**Given information**
--------------------

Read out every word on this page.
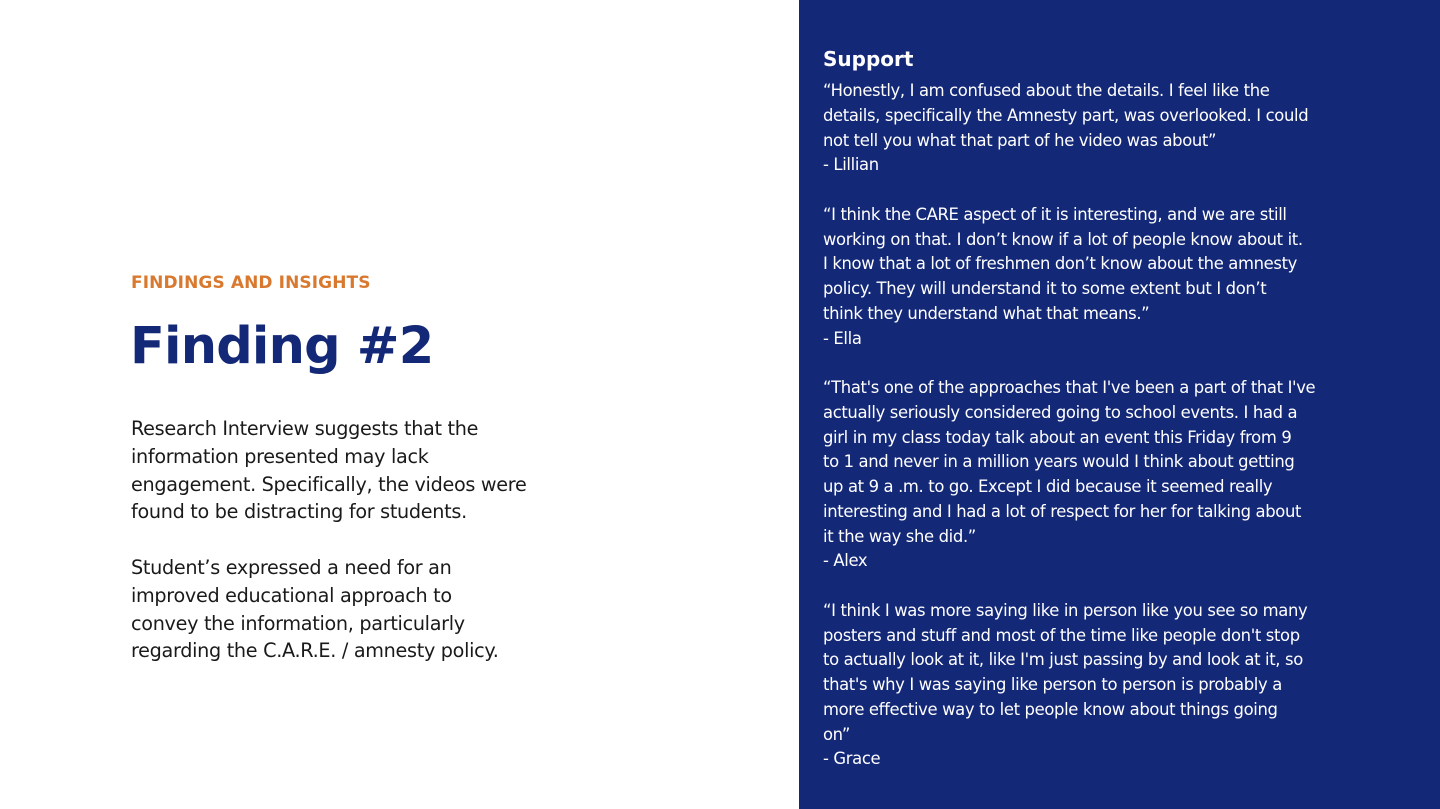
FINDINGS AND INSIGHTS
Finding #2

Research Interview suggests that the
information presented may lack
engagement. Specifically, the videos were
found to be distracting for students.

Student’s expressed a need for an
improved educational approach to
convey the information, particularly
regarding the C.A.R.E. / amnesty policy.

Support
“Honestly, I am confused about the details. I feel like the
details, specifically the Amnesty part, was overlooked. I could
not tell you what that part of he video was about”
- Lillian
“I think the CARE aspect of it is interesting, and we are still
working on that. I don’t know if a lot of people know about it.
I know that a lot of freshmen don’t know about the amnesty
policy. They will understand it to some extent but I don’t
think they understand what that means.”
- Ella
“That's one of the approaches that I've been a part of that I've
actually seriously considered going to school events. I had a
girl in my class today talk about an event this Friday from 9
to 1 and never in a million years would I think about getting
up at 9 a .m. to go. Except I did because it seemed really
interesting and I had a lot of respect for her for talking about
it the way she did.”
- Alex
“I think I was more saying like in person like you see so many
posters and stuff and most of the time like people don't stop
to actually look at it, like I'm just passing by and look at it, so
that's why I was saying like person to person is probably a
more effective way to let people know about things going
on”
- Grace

--------------------

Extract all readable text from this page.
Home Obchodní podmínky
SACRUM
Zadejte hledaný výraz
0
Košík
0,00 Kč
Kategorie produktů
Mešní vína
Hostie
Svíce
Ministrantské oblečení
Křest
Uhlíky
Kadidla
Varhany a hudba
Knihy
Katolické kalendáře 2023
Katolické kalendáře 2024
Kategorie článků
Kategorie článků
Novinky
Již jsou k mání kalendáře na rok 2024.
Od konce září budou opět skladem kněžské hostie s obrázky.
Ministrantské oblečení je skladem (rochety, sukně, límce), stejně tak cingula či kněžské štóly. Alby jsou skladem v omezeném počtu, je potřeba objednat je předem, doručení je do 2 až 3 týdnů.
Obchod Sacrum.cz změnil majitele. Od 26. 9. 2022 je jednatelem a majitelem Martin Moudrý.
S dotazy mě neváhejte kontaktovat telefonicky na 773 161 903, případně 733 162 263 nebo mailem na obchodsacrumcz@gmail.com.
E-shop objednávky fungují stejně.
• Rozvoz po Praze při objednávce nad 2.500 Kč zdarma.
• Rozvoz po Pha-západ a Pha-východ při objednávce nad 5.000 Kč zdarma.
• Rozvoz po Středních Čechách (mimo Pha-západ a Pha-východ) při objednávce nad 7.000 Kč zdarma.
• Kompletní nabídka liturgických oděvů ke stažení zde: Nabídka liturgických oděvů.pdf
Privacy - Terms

--------------------

**What is asked**
Look through the lines above and collect those with the word "going".

**Worked solution**
actually seriously considered going to school events. I had a
more effective way to let people know about things going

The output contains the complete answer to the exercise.